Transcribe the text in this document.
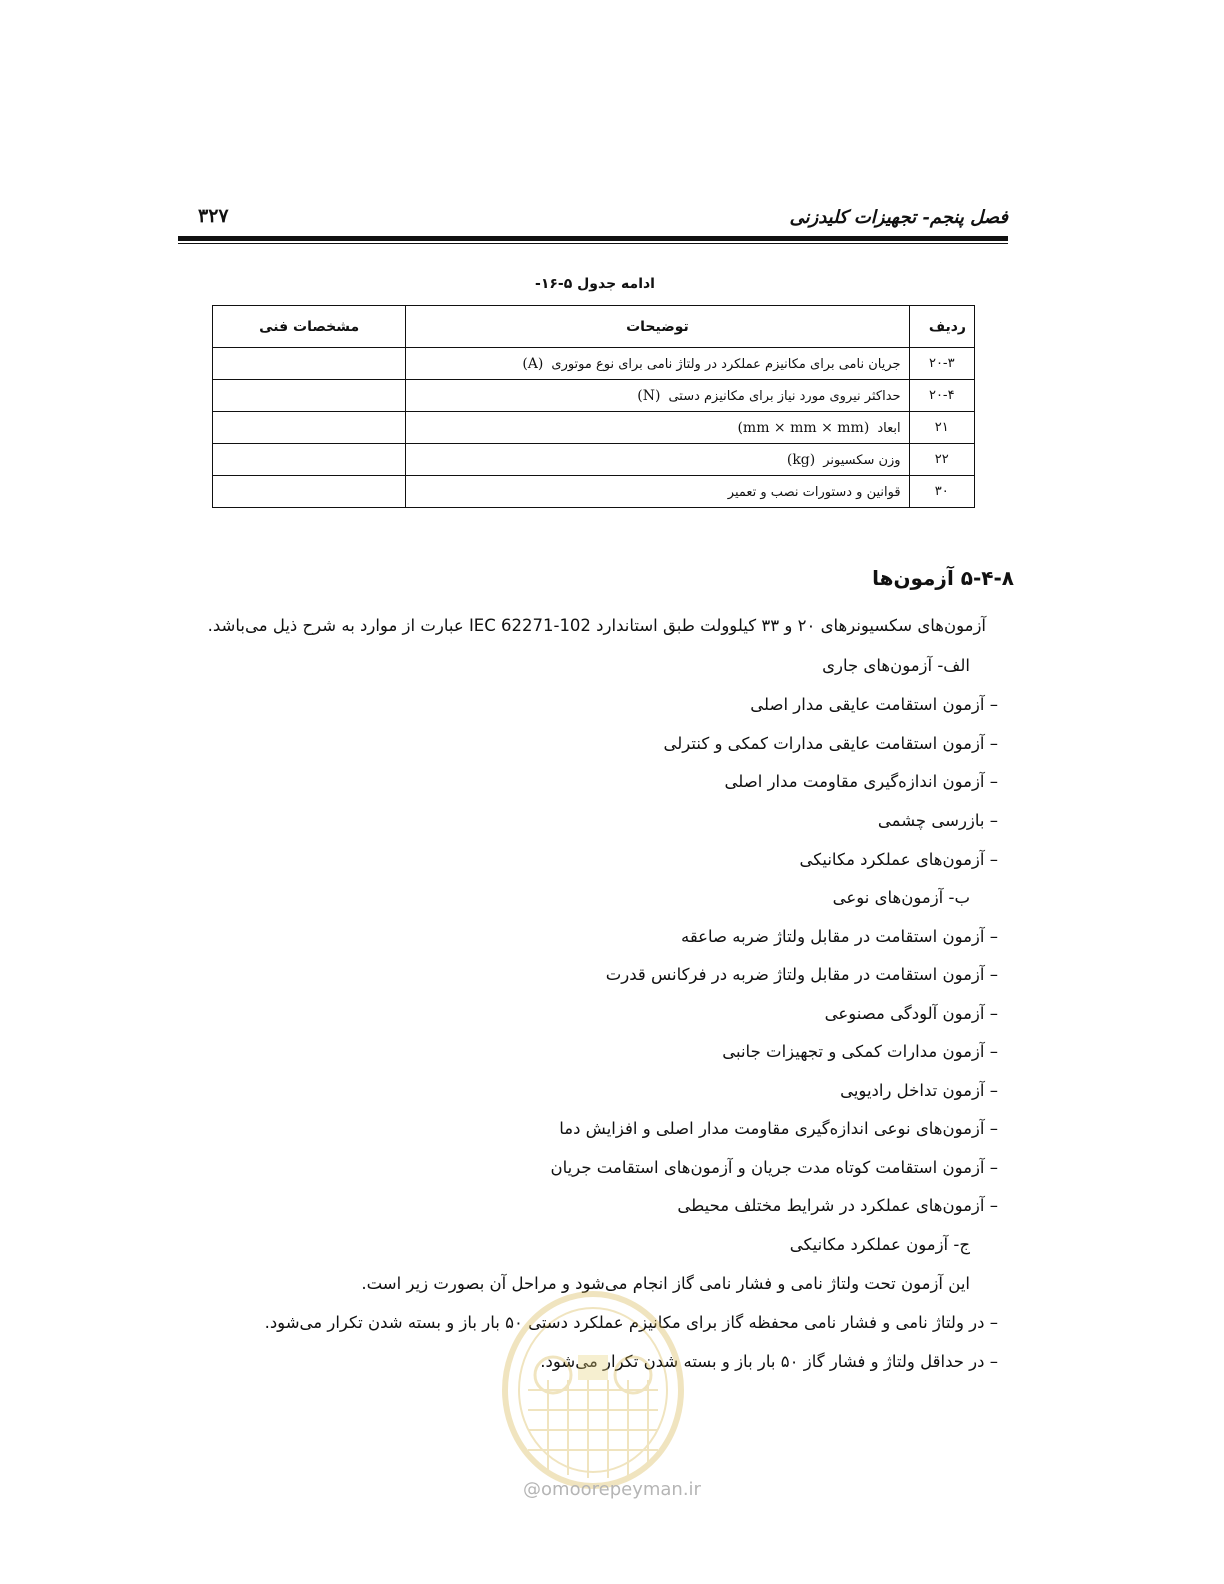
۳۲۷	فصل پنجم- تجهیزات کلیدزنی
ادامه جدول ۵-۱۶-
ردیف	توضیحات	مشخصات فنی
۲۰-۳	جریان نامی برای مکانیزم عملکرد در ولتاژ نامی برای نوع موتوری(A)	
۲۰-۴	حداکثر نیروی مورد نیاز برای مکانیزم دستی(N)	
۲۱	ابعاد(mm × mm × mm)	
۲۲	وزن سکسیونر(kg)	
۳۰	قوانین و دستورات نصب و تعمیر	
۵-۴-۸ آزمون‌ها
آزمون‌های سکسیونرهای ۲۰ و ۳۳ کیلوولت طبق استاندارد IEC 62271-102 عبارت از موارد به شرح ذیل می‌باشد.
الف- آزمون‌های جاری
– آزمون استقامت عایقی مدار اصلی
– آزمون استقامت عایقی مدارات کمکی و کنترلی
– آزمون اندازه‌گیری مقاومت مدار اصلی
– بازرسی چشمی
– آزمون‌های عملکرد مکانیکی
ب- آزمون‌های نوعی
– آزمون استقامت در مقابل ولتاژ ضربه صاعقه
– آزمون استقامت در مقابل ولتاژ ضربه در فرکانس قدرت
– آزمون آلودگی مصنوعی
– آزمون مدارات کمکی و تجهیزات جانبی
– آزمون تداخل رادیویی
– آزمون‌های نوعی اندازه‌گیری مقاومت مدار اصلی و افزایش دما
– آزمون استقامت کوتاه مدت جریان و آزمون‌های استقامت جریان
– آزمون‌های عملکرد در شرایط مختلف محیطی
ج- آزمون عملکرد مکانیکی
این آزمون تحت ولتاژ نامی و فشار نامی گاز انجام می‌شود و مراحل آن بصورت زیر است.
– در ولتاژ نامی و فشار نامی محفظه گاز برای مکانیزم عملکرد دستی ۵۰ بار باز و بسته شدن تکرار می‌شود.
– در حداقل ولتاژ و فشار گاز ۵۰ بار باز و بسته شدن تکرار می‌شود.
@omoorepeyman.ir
────────
**What the task requires:** Set each line of the records down exactly, leaving every picture out.

**Solution to this task:**
Transcribe the text in this document.
۳۲۷	فصل پنجم- تجهیزات کلیدزنی
ادامه جدول ۵-۱۶-
ردیف	توضیحات	مشخصات فنی
۲۰-۳	جریان نامی برای مکانیزم عملکرد در ولتاژ نامی برای نوع موتوری(A)	
۲۰-۴	حداکثر نیروی مورد نیاز برای مکانیزم دستی(N)	
۲۱	ابعاد(mm × mm × mm)	
۲۲	وزن سکسیونر(kg)	
۳۰	قوانین و دستورات نصب و تعمیر	
۵-۴-۸ آزمون‌ها
آزمون‌های سکسیونرهای ۲۰ و ۳۳ کیلوولت طبق استاندارد IEC 62271-102 عبارت از موارد به شرح ذیل می‌باشد.
الف- آزمون‌های جاری
– آزمون استقامت عایقی مدار اصلی
– آزمون استقامت عایقی مدارات کمکی و کنترلی
– آزمون اندازه‌گیری مقاومت مدار اصلی
– بازرسی چشمی
– آزمون‌های عملکرد مکانیکی
ب- آزمون‌های نوعی
– آزمون استقامت در مقابل ولتاژ ضربه صاعقه
– آزمون استقامت در مقابل ولتاژ ضربه در فرکانس قدرت
– آزمون آلودگی مصنوعی
– آزمون مدارات کمکی و تجهیزات جانبی
– آزمون تداخل رادیویی
– آزمون‌های نوعی اندازه‌گیری مقاومت مدار اصلی و افزایش دما
– آزمون استقامت کوتاه مدت جریان و آزمون‌های استقامت جریان
– آزمون‌های عملکرد در شرایط مختلف محیطی
ج- آزمون عملکرد مکانیکی
این آزمون تحت ولتاژ نامی و فشار نامی گاز انجام می‌شود و مراحل آن بصورت زیر است.
– در ولتاژ نامی و فشار نامی محفظه گاز برای مکانیزم عملکرد دستی ۵۰ بار باز و بسته شدن تکرار می‌شود.
– در حداقل ولتاژ و فشار گاز ۵۰ بار باز و بسته شدن تکرار می‌شود.
@omoorepeyman.ir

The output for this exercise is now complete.